▸ **WHAT THE TASK ASKS**:
Read the entries below and pull out each line with the string "properties".

▸ **PROVIDED MATERIAL**:
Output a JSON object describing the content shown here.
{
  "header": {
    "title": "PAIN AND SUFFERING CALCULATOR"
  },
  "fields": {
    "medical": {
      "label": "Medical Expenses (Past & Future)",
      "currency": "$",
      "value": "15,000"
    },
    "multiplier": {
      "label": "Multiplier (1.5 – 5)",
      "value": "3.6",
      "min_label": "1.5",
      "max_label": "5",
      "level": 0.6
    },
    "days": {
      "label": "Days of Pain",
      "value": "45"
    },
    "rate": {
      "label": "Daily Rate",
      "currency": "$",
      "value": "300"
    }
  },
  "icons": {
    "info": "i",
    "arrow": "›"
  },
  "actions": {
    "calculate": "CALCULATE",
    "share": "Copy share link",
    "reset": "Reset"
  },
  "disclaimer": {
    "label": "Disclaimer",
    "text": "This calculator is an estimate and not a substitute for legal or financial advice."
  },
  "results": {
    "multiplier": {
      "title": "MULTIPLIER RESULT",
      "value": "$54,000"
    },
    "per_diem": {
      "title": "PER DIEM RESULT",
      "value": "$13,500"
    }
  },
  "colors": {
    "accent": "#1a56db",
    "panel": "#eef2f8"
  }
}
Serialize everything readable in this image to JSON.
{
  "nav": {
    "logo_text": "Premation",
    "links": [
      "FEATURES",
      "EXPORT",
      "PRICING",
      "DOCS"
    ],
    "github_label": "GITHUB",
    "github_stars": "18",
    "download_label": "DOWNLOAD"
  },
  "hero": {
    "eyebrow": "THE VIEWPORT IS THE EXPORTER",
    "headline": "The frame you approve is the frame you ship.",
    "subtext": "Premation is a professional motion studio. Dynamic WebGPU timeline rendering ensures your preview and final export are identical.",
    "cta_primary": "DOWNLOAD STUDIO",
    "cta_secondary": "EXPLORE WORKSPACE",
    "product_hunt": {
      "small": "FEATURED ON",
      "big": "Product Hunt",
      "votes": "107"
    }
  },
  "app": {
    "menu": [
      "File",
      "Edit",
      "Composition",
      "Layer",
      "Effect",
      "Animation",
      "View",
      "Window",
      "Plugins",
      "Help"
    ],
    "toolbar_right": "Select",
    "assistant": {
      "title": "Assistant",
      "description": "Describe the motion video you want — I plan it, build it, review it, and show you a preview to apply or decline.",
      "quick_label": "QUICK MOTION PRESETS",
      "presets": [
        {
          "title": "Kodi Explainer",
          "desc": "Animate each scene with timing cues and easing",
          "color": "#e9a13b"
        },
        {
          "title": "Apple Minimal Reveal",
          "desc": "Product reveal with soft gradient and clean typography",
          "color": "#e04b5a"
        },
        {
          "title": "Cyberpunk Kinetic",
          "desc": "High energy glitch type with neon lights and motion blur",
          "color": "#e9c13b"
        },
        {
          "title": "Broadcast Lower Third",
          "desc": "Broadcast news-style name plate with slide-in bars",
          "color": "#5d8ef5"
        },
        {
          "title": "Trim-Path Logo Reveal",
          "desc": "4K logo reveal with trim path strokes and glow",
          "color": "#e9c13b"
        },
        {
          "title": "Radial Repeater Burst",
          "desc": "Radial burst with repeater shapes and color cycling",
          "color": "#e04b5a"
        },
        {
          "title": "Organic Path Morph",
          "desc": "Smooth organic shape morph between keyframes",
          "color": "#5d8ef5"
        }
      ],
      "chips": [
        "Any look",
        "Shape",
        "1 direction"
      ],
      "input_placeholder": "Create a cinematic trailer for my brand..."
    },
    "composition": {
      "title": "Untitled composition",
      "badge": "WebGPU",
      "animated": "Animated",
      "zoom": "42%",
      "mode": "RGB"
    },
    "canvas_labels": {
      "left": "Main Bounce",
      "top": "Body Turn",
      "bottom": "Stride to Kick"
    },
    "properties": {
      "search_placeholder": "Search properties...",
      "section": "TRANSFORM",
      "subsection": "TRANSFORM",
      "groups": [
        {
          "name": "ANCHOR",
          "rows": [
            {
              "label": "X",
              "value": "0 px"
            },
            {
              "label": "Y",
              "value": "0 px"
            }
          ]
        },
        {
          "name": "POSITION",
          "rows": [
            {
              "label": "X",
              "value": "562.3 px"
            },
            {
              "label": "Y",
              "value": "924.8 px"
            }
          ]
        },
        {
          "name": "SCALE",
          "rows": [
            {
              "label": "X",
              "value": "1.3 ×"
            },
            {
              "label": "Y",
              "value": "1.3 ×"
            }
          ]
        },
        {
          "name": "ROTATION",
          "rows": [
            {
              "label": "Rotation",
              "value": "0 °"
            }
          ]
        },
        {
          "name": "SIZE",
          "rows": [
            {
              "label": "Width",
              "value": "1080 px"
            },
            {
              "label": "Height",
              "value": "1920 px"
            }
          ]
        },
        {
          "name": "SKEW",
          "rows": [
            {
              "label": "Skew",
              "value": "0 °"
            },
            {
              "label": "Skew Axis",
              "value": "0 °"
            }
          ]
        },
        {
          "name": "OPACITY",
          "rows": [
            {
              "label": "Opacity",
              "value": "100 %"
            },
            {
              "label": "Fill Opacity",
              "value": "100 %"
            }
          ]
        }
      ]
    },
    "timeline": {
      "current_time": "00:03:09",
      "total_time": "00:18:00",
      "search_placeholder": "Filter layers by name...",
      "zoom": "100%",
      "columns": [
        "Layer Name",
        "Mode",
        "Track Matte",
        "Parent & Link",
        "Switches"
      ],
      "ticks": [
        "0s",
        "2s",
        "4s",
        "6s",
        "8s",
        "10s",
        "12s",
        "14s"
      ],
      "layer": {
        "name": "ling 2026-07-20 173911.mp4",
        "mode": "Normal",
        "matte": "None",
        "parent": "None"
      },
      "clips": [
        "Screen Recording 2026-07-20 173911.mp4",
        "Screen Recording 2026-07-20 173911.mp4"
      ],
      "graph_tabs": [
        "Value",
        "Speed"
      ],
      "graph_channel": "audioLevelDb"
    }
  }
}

▸ **THE SOLUTION**:
    "properties": {
      "search_placeholder": "Search properties...",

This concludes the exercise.